■ EXERCISE PROMPT: Copy out all the lines where "content" shows up.

■ RECORDED INFORMATION:
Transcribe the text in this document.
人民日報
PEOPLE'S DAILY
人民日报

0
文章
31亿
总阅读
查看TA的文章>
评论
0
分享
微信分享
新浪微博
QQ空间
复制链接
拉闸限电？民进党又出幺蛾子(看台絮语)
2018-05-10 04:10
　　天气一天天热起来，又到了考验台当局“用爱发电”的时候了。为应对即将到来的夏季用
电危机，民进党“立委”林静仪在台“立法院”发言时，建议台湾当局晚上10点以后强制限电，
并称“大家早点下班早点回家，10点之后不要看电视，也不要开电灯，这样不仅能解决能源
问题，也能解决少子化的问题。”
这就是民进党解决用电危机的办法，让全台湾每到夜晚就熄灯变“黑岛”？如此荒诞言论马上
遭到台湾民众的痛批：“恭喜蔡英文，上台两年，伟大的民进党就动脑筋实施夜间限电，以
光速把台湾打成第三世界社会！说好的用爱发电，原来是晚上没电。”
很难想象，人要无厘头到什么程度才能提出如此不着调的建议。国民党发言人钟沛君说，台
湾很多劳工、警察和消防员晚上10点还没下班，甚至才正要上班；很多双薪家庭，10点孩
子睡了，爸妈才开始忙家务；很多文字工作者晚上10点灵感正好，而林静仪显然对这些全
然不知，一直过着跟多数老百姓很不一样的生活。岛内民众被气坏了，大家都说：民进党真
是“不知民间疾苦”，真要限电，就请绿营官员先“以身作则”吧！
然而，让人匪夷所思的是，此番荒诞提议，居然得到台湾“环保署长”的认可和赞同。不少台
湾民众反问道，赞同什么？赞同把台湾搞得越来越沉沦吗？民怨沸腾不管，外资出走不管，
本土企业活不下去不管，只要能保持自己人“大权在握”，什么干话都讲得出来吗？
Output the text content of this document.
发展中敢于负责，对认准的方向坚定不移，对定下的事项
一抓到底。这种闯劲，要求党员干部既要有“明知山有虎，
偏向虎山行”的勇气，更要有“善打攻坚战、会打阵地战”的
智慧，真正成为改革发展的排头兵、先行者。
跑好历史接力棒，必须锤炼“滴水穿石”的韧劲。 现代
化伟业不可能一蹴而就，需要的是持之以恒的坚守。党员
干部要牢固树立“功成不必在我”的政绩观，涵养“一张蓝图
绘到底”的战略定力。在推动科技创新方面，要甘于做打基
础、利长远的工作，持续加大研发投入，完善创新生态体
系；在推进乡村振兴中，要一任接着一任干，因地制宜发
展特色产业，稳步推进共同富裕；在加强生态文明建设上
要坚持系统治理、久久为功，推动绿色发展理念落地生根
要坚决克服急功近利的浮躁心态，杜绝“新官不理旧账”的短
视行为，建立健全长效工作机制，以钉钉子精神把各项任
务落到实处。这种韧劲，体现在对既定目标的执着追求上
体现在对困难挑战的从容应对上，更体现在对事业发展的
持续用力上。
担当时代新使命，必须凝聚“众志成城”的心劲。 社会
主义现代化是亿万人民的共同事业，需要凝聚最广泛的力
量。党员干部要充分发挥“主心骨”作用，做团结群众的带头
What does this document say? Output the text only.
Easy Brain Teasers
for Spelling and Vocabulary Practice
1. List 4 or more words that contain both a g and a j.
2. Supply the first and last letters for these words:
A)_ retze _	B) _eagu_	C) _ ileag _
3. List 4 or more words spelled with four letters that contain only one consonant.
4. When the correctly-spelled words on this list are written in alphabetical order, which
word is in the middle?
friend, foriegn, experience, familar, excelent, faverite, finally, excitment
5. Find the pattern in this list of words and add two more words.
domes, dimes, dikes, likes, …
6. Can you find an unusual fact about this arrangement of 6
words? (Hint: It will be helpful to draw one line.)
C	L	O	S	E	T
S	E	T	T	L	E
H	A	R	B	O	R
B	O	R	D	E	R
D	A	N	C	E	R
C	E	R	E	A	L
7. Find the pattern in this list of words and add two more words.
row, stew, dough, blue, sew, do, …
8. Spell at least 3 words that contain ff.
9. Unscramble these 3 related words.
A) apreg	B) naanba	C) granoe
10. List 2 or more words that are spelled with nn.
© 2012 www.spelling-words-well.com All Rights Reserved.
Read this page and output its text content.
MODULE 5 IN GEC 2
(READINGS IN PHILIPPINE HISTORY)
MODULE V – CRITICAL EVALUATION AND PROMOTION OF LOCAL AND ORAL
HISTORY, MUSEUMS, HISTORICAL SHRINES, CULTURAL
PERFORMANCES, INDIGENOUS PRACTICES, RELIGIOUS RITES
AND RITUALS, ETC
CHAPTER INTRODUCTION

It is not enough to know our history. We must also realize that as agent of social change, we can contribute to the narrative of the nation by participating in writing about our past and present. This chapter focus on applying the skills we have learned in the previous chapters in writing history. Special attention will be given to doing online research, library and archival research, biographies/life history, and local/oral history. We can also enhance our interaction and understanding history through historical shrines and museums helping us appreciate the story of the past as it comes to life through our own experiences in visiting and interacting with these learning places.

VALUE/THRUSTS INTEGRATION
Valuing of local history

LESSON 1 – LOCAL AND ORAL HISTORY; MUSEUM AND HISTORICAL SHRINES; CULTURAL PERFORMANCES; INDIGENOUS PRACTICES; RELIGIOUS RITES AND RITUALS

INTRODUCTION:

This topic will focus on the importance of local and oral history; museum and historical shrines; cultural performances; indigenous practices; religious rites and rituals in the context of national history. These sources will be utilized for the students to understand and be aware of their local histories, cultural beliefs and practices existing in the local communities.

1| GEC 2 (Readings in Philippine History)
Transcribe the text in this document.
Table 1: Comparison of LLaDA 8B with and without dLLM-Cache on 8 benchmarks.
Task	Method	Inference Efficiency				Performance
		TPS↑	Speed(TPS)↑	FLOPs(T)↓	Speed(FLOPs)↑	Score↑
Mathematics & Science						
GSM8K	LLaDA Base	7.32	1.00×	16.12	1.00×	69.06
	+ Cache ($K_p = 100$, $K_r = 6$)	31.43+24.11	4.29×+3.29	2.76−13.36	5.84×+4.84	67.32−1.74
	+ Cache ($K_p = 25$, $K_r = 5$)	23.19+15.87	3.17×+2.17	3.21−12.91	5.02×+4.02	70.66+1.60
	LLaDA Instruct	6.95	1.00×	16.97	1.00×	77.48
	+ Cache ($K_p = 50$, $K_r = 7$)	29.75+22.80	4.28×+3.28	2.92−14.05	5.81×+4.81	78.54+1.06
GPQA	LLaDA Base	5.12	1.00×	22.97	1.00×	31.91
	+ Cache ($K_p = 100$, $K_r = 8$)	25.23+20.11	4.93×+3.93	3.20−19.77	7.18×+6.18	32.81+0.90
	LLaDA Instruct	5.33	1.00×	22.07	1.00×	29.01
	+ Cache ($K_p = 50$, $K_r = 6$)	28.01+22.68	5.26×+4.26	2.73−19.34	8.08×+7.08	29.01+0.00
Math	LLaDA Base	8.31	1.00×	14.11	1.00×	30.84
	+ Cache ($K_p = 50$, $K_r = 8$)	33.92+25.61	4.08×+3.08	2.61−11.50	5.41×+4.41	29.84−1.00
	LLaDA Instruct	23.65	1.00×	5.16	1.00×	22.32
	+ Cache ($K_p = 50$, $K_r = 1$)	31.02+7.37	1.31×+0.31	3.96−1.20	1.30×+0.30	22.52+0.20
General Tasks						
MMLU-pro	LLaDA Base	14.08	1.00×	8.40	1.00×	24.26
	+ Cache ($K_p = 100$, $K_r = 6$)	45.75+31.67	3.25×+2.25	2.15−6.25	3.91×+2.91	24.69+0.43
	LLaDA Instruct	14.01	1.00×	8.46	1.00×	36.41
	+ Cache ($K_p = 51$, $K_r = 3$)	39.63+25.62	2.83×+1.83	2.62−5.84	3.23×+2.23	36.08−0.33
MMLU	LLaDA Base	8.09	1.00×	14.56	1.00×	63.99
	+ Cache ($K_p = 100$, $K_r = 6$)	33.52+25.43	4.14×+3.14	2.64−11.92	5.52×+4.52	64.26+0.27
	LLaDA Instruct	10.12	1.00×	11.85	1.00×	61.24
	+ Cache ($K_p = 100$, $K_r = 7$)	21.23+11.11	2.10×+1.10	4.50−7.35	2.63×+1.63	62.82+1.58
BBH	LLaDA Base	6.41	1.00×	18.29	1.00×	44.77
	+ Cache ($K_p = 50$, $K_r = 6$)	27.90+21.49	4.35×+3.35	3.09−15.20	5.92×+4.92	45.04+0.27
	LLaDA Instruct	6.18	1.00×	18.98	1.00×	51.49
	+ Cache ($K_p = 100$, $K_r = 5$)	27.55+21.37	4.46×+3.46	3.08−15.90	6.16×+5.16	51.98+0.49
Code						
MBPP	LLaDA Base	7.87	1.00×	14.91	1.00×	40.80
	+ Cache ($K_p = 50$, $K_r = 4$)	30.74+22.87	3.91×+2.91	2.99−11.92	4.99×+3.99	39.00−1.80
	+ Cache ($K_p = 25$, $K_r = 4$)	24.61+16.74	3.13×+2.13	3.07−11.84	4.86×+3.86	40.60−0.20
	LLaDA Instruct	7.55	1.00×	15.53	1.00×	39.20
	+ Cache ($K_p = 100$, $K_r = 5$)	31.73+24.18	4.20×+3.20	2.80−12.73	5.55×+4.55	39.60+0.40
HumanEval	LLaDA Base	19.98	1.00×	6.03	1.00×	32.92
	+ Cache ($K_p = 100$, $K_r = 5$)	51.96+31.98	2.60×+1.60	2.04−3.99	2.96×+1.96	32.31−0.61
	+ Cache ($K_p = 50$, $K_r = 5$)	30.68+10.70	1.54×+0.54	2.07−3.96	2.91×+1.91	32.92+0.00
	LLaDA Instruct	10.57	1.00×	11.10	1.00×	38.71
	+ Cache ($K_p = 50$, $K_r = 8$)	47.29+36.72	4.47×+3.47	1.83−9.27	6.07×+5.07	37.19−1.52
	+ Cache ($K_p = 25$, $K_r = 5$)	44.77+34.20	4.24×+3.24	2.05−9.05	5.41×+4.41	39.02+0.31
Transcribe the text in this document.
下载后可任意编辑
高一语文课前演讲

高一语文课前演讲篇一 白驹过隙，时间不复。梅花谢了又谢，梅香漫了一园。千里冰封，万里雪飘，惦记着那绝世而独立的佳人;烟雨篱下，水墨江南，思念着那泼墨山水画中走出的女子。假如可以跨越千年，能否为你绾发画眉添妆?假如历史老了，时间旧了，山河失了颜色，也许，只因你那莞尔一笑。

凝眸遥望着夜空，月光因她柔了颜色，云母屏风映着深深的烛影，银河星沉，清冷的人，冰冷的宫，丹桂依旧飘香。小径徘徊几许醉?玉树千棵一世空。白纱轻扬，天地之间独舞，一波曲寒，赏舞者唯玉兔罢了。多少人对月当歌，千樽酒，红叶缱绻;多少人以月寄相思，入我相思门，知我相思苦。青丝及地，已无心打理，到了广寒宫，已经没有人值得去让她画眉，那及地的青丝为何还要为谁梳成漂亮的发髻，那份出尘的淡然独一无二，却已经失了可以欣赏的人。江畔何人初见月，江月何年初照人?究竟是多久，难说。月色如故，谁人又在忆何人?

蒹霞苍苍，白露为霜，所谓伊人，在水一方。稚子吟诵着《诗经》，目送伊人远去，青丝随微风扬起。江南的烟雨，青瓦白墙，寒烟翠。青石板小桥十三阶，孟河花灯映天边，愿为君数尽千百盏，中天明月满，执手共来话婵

■ WRITTEN RESPONSE:
Output the text content of this document.
Read this page and output its text content.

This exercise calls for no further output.